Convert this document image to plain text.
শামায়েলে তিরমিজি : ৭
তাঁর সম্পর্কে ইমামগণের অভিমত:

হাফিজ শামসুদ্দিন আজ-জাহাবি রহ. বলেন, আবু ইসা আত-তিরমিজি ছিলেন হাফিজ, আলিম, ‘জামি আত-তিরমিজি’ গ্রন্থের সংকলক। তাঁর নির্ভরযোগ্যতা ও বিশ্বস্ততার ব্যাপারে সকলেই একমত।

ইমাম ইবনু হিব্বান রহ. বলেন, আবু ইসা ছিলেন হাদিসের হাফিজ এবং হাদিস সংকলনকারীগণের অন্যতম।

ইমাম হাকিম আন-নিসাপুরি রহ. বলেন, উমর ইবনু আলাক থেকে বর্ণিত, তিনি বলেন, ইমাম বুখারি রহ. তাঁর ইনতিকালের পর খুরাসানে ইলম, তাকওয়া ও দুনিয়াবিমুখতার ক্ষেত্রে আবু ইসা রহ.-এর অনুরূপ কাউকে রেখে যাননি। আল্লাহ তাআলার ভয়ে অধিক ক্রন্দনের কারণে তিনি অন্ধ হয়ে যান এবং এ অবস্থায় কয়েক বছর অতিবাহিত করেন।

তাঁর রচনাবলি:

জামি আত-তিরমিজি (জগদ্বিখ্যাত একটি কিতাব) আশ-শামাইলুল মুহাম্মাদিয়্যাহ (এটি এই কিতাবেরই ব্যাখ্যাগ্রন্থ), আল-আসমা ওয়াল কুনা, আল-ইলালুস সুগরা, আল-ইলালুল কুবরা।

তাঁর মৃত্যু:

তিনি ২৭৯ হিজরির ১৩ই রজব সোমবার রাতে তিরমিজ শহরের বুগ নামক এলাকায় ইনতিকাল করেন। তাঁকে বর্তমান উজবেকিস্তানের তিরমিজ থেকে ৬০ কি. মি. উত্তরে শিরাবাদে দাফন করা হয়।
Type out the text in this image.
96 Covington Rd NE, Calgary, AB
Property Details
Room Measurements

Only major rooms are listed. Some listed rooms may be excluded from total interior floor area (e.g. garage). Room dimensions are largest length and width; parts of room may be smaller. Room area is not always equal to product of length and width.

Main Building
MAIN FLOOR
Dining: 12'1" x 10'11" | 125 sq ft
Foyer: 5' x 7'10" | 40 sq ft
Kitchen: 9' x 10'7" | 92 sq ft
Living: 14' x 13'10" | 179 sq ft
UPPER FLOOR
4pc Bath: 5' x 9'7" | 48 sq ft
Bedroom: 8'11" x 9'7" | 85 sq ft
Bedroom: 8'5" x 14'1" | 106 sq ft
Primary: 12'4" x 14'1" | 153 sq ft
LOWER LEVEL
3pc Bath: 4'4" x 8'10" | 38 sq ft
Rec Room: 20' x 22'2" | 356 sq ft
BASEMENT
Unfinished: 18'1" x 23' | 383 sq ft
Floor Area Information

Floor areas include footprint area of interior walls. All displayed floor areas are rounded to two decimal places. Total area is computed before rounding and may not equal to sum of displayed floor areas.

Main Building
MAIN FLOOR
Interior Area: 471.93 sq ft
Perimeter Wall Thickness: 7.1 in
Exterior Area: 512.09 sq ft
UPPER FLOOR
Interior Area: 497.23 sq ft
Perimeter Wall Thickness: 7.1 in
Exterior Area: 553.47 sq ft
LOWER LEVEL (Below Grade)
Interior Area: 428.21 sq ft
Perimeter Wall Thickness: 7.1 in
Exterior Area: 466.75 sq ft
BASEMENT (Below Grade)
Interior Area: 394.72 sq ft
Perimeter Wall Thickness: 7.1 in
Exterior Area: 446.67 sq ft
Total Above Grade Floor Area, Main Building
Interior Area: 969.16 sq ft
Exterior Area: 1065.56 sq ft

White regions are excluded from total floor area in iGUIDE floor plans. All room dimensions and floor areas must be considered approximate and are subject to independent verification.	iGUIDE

====================

Copy every line of the records above that holds the word "LOWER".

**SOLVED EXERCISE:**
LOWER LEVEL
LOWER LEVEL (Below Grade)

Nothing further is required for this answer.